[Collected data]
■ ■ ■
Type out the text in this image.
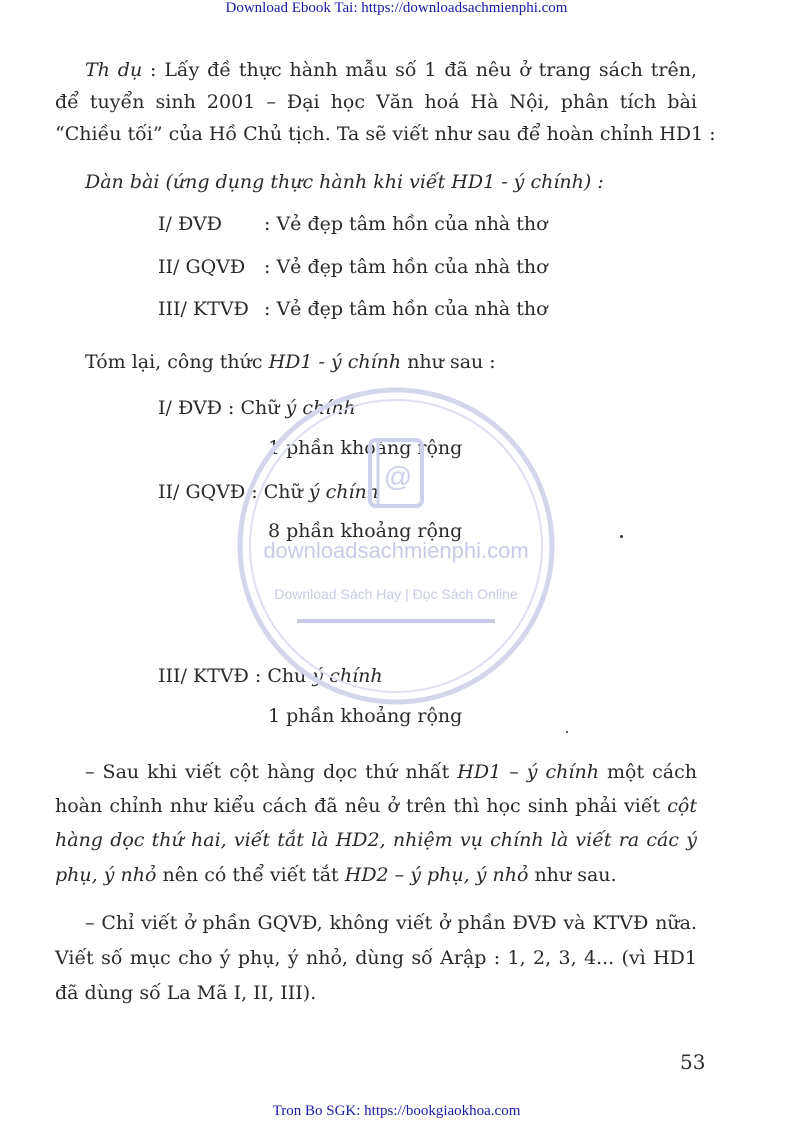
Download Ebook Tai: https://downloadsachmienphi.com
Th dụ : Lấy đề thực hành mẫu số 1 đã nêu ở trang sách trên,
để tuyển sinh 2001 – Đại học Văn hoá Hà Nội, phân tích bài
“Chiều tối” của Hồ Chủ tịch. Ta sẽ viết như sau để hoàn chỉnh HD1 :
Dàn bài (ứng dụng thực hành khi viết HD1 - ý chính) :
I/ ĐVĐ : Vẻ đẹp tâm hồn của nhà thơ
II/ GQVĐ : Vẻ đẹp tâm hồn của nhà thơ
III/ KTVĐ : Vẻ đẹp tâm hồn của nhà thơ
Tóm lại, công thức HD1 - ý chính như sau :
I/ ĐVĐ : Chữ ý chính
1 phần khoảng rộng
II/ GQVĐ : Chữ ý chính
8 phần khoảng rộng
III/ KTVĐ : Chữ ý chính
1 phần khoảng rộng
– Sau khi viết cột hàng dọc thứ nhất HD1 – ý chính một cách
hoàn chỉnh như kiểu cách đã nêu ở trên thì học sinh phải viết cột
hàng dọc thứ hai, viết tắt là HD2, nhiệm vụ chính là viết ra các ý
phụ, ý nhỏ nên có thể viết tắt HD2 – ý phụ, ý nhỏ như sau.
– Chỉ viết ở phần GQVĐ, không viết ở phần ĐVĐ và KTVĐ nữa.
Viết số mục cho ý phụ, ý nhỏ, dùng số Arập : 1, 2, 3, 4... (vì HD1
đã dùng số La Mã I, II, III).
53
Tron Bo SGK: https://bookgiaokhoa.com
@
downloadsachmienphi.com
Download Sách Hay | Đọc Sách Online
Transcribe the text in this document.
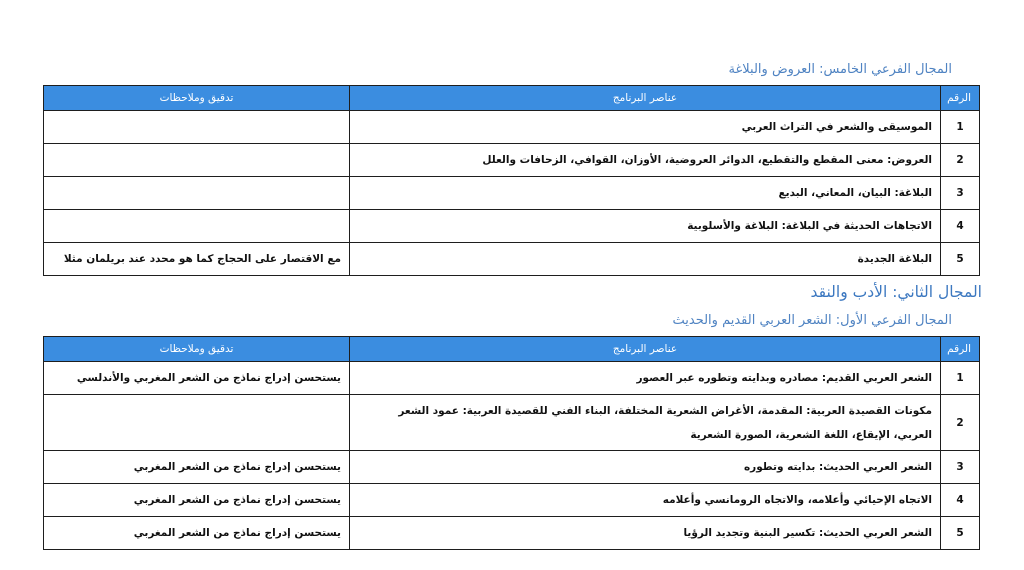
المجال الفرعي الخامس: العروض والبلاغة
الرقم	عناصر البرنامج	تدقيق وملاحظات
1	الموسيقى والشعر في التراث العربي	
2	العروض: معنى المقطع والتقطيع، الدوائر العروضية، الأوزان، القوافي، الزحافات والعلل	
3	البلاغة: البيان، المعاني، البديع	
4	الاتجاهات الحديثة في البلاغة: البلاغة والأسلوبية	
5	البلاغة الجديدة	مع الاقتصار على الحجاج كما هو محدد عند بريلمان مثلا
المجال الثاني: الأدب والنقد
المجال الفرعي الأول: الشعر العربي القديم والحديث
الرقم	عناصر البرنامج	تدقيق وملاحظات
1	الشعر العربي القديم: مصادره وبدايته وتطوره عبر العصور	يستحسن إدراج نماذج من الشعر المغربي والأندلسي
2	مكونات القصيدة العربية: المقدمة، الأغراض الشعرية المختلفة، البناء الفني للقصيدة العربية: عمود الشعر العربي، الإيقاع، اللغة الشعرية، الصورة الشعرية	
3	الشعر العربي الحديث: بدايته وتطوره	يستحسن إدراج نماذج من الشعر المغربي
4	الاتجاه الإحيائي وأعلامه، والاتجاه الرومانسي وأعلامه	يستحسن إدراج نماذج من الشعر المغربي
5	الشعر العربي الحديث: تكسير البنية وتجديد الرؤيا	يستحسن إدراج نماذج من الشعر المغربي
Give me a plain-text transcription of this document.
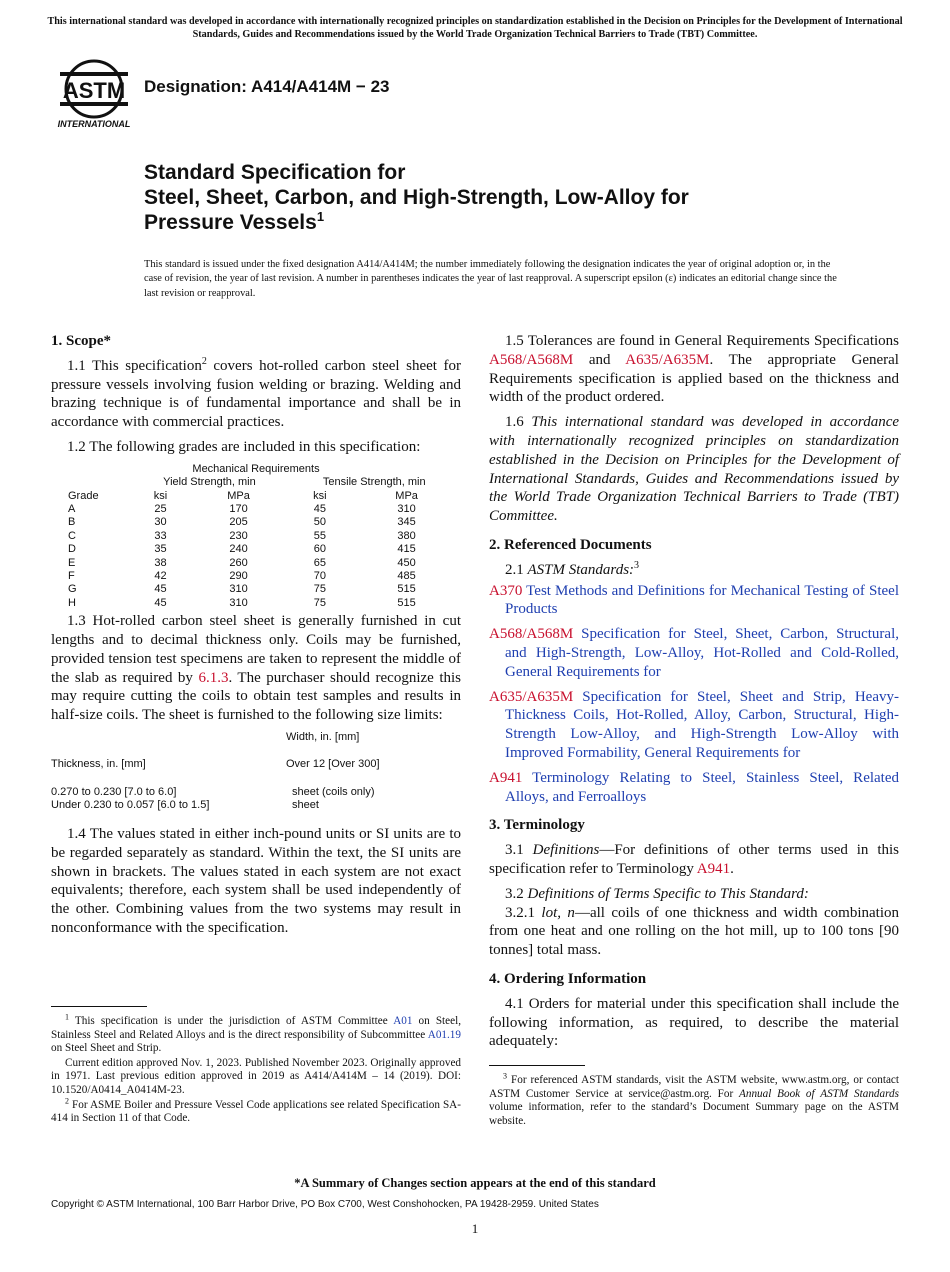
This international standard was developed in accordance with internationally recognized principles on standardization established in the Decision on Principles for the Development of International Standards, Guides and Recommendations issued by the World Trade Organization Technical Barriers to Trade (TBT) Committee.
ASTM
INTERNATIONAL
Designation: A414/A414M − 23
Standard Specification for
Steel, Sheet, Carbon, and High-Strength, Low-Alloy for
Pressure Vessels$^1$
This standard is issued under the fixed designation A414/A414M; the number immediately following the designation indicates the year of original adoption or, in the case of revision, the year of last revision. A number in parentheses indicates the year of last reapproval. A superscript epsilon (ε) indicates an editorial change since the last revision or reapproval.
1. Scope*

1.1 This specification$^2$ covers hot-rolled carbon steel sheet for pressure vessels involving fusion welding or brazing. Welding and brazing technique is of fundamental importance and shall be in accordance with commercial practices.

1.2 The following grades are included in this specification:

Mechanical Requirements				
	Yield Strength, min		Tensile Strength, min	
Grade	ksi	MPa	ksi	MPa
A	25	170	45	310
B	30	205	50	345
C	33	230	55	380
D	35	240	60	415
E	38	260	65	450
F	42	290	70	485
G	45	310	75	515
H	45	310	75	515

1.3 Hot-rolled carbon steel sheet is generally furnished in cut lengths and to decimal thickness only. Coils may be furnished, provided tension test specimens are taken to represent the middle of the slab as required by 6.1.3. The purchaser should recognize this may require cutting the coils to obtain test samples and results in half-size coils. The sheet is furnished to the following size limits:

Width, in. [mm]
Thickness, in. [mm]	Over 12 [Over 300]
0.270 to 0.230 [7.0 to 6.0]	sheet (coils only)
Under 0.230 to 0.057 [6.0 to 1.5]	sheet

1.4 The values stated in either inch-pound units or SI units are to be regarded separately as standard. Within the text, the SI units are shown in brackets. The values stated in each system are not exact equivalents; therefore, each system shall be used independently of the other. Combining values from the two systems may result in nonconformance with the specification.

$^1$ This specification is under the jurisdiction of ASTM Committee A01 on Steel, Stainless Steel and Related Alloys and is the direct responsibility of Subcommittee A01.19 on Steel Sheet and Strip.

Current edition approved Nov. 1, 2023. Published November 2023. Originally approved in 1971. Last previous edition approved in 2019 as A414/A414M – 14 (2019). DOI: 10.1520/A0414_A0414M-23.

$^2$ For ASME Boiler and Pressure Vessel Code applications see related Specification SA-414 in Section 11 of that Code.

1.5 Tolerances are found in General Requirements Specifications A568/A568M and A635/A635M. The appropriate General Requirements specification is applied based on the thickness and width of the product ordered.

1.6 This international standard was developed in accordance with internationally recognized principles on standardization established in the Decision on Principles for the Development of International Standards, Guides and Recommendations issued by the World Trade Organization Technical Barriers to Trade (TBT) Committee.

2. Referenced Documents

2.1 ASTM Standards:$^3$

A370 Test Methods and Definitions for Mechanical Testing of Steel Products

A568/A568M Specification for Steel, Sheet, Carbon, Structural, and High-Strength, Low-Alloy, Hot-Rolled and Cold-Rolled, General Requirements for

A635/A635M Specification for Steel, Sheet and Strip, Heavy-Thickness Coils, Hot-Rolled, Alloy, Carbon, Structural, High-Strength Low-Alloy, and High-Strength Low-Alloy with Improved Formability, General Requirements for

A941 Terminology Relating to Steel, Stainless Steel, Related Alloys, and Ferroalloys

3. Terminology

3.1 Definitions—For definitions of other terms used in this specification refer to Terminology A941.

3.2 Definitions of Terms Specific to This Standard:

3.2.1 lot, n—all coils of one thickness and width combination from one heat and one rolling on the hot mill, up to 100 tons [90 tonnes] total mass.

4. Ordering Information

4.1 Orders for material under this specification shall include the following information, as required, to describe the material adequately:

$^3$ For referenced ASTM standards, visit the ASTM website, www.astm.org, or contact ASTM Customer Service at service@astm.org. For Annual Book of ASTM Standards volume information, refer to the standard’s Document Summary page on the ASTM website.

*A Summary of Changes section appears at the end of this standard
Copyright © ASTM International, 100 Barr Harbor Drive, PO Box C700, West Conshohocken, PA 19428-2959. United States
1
■ ■ ■
Problem details: State how many lines above contain the string "phần", with no other words.

Response: 4